[START The data]

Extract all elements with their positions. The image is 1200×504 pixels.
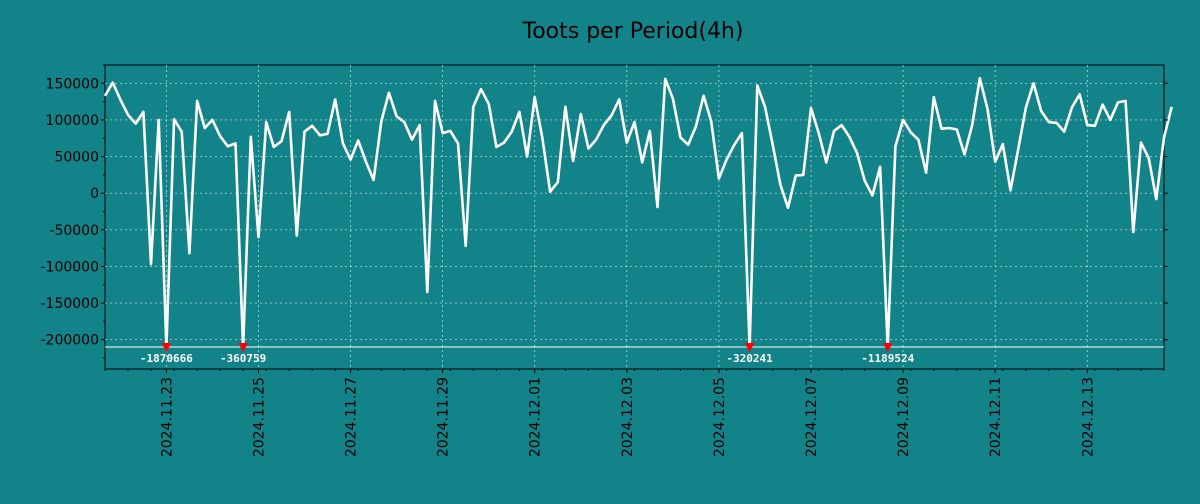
y-tick-label: 150000: [46, 76, 99, 92]
y-axis: 150000 100000 50000 0 -50000 -100000 -150000 -2…: [41, 64, 1168, 359]
y-tick-label: 100000: [46, 113, 99, 129]
chart-title: Toots per Period(4h): [522, 19, 744, 44]
clipped-value-label: -1189524: [861, 352, 914, 365]
clipped-point-marker: [238, 343, 249, 353]
y-tick-label: -100000: [41, 259, 100, 275]
grid-lines: [105, 65, 1164, 369]
clipped-value-label: -320241: [726, 352, 773, 365]
x-tick-label: 2024.11.27: [344, 377, 360, 457]
x-tick-label: 2024.12.05: [712, 377, 728, 457]
y-tick-label: -200000: [41, 333, 100, 349]
clipped-point-marker: [882, 343, 893, 353]
x-tick-label: 2024.12.01: [528, 377, 544, 457]
plot-area-frame: [104, 64, 1165, 370]
clipped-point-marker: [744, 343, 755, 353]
series-layer: -1870666 -360759 -320241 -1189524: [103, 76, 1173, 365]
x-tick-label: 2024.12.11: [988, 377, 1004, 457]
y-tick-label: 50000: [54, 150, 99, 166]
x-tick-label: 2024.11.29: [436, 377, 452, 457]
clipped-point-marker: [161, 343, 172, 353]
y-tick-label: -150000: [41, 296, 100, 312]
x-tick-label: 2024.12.09: [896, 377, 912, 457]
series-line-toots: [103, 76, 1173, 349]
x-tick-label: 2024.12.03: [620, 377, 636, 457]
x-tick-label: 2024.11.25: [251, 377, 267, 457]
y-tick-label: 0: [90, 186, 99, 202]
x-tick-label: 2024.12.13: [1080, 377, 1096, 457]
y-tick-label: -50000: [49, 223, 99, 239]
x-tick-label: 2024.12.07: [804, 377, 820, 457]
x-tick-label: 2024.11.23: [159, 377, 175, 457]
x-axis: 2024.11.23 2024.11.25 2024.11.27 2024.11.29…: [104, 369, 1165, 457]
clipped-value-label: -360759: [220, 352, 266, 365]
clipped-value-label: -1870666: [140, 352, 193, 365]
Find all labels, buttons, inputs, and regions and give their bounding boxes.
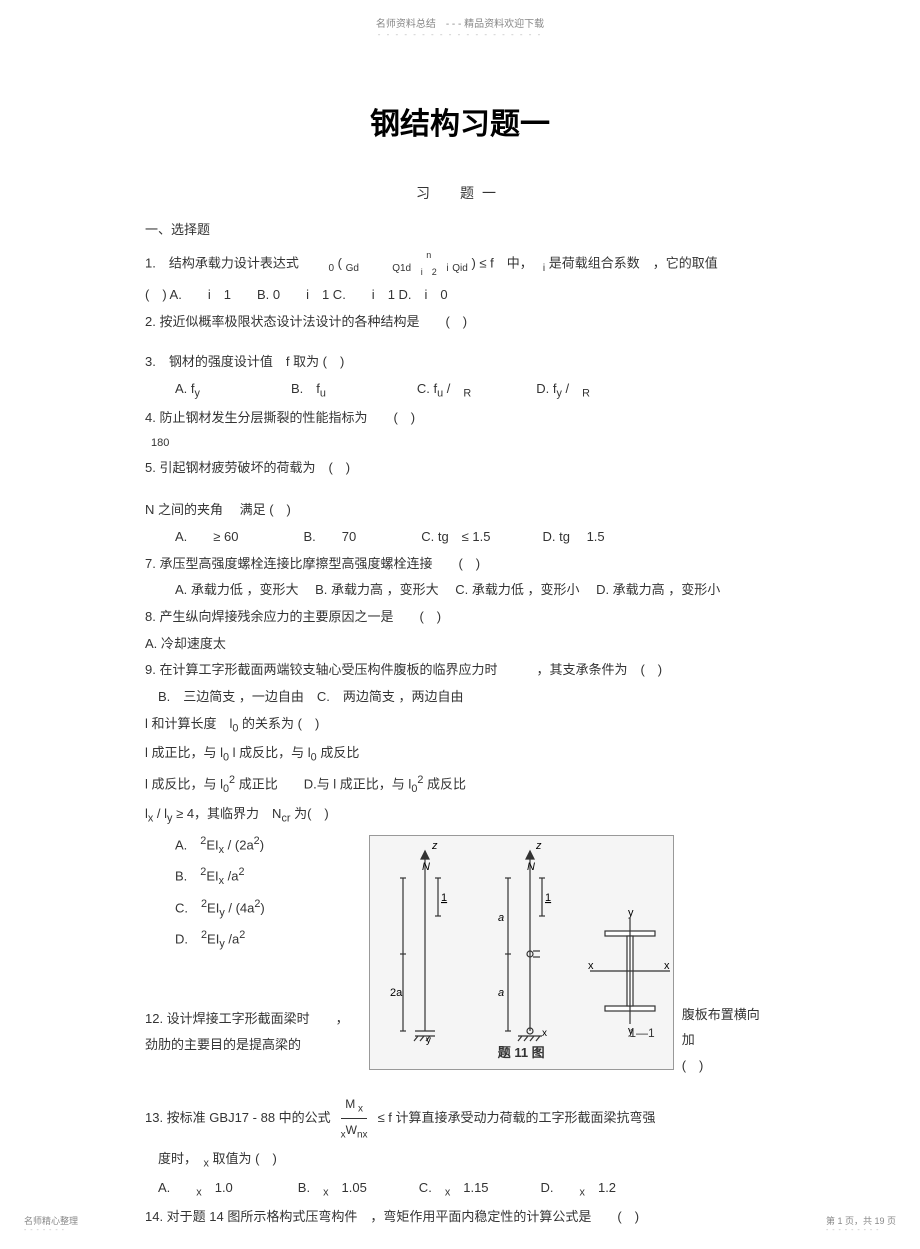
- svg-text:y: y: [628, 907, 634, 919]
- svg-text:z: z: [535, 840, 542, 852]
- q13-b: ≤ f 计算直接承受动力荷载的工字形截面梁抗弯强: [378, 1106, 656, 1131]
- q1-qid: Qid: [452, 263, 468, 274]
- q13-opts: A. x 1.0 B. x 1.05 C. x 1.15 D. x 1.2: [145, 1176, 765, 1203]
- q12-line2-left: 劲肋的主要目的是提高梁的: [145, 1033, 349, 1058]
- q1-sub0: 0: [328, 263, 334, 274]
- figure-caption: 题 11 图: [370, 1041, 673, 1066]
- q13-num: M x: [341, 1093, 367, 1119]
- q10-1: l 和计算长度 l0 的关系为 ( ): [145, 712, 765, 739]
- svg-text:a: a: [498, 912, 504, 924]
- svg-text:1: 1: [545, 892, 551, 904]
- q11-optB: B. 2EIx /a2: [145, 862, 349, 891]
- q1-gd: Gd: [346, 263, 359, 274]
- q13-frac: M x xWnx: [337, 1093, 372, 1145]
- q12-line2-right: ( ): [682, 1054, 765, 1079]
- header-line: 名师资料总结 - - - 精品资料欢迎下载: [0, 15, 920, 30]
- q1-text-b: (: [338, 255, 346, 270]
- q11-optA: A. 2EIx / (2a2): [145, 831, 349, 860]
- q4: 4. 防止钢材发生分层撕裂的性能指标为 ( ): [145, 406, 765, 431]
- q1: 1. 结构承载力设计表达式 0 ( Gd Q1d n i 2 i Qid ) ≤…: [145, 247, 765, 281]
- svg-text:N: N: [527, 861, 535, 873]
- footer-right-dots: - - - - - - - - -: [826, 1227, 896, 1234]
- q1-sum-n: n: [426, 247, 431, 264]
- svg-text:x: x: [664, 960, 670, 972]
- svg-text:z: z: [431, 840, 438, 852]
- figure-11: z N 1 2a y: [369, 835, 674, 1070]
- q7: 7. 承压型高强度螺栓连接比摩擦型高强度螺栓连接 ( ): [145, 552, 765, 577]
- svg-text:N: N: [422, 861, 430, 873]
- q8: 8. 产生纵向焊接残余应力的主要原因之一是 ( ): [145, 605, 765, 630]
- q1-text-a: 1. 结构承载力设计表达式: [145, 255, 325, 270]
- q8-optA: A. 冷却速度太: [145, 632, 765, 657]
- content: 一、选择题 1. 结构承载力设计表达式 0 ( Gd Q1d n i 2 i Q…: [0, 218, 920, 1230]
- q10-3: l 成反比，与 l02 成正比 D.与 l 成正比，与 l02 成反比: [145, 770, 765, 799]
- figure-11-svg: z N 1 2a y: [370, 836, 673, 1046]
- svg-text:2a: 2a: [390, 987, 403, 999]
- q3-opts: A. fy B. fu C. fu / R D. fy / R: [145, 377, 765, 404]
- q13-line2: 度时， x 取值为 ( ): [145, 1147, 765, 1174]
- q6: N 之间的夹角 满足 ( ): [145, 498, 765, 523]
- q6-opts: A. ≥ 60 B. 70 C. tg ≤ 1.5 D. tg 1.5: [145, 525, 765, 550]
- q11-row: A. 2EIx / (2a2) B. 2EIx /a2 C. 2EIy / (4…: [145, 831, 765, 1081]
- footer-left: 名师精心整理 - - - - - - -: [24, 1214, 78, 1234]
- q1-subi: i: [543, 263, 545, 274]
- q3: 3. 钢材的强度设计值 f 取为 ( ): [145, 350, 765, 375]
- q13-den: xWnx: [337, 1119, 372, 1144]
- footer-right-text: 第 1 页，共 19 页: [826, 1214, 896, 1227]
- q10-2: l 成正比，与 l0 l 成反比，与 l0 成反比: [145, 741, 765, 768]
- q12-left-t: 12. 设计焊接工字形截面梁时 ，: [145, 1011, 349, 1026]
- q9: 9. 在计算工字形截面两端铰支轴心受压构件腹板的临界应力时 ，其支承条件为 ( …: [145, 658, 765, 683]
- q11-optD: D. 2EIy /a2: [145, 925, 349, 954]
- main-title: 钢结构习题一: [0, 99, 920, 143]
- section-heading: 一、选择题: [145, 218, 765, 243]
- q11-optC: C. 2EIy / (4a2): [145, 894, 349, 923]
- q1-opts: ( ) A. i 1 B. 0 i 1 C. i 1 D. i 0: [145, 283, 765, 308]
- q13-a: 13. 按标准 GBJ17 - 88 中的公式: [145, 1106, 331, 1131]
- footer-left-dots: - - - - - - -: [24, 1227, 78, 1234]
- svg-text:x: x: [542, 1028, 547, 1039]
- svg-text:1: 1: [441, 892, 447, 904]
- q11: lx / ly ≥ 4，其临界力 Ncr 为( ): [145, 802, 765, 829]
- q14: 14. 对于题 14 图所示格构式压弯构件 ，弯矩作用平面内稳定性的计算公式是 …: [145, 1205, 765, 1230]
- q12-right: 腹板布置横向加: [682, 1003, 765, 1052]
- q12-left: 12. 设计焊接工字形截面梁时 ，: [145, 1007, 349, 1032]
- q5: 5. 引起钢材疲劳破坏的荷载为 ( ): [145, 456, 765, 481]
- q1-qi: i: [446, 263, 448, 274]
- q4-sub: 180: [145, 433, 765, 454]
- q13: 13. 按标准 GBJ17 - 88 中的公式 M x xWnx ≤ f 计算直…: [145, 1093, 765, 1145]
- q1-sum-i: i 2: [421, 264, 437, 281]
- q7-opts: A. 承载力低 ，变形大 B. 承载力高 ，变形大 C. 承载力低 ，变形小 D…: [145, 578, 765, 603]
- footer-right: 第 1 页，共 19 页 - - - - - - - - -: [826, 1214, 896, 1234]
- footer-left-text: 名师精心整理: [24, 1214, 78, 1227]
- sub-title: 习 题一: [0, 183, 920, 203]
- q1-text-d: 是荷载组合系数 ，它的取值: [549, 255, 718, 270]
- q2: 2. 按近似概率极限状态设计法设计的各种结构是 ( ): [145, 310, 765, 335]
- page-header: 名师资料总结 - - - 精品资料欢迎下载 - - - - - - - - - …: [0, 0, 920, 39]
- svg-text:x: x: [588, 960, 594, 972]
- q1-text-c: ) ≤ f 中，: [471, 255, 539, 270]
- header-dots: - - - - - - - - - - - - - - - - - - -: [0, 30, 920, 39]
- svg-text:a: a: [498, 987, 504, 999]
- q1-q1d: Q1d: [392, 263, 411, 274]
- q9-opts: B. 三边简支 ，一边自由 C. 两边简支 ，两边自由: [145, 685, 765, 710]
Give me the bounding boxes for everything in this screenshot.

[END The data]

■ **Stated exercise**:
Copy the lines from the line with "y-tick-label: 150000: [46, 76, 99, 92]" up to and including the line with "chart-title: Toots per", renaming "Toots" to "Posts" and leaving everything else as it is.

■ **Task response**:
y-tick-label: 150000: [46, 76, 99, 92]
y-axis: 150000 100000 50000 0 -50000 -100000 -150000 -2…: [41, 64, 1168, 359]
y-tick-label: 100000: [46, 113, 99, 129]
chart-title: Posts per Period(4h): [522, 19, 744, 44]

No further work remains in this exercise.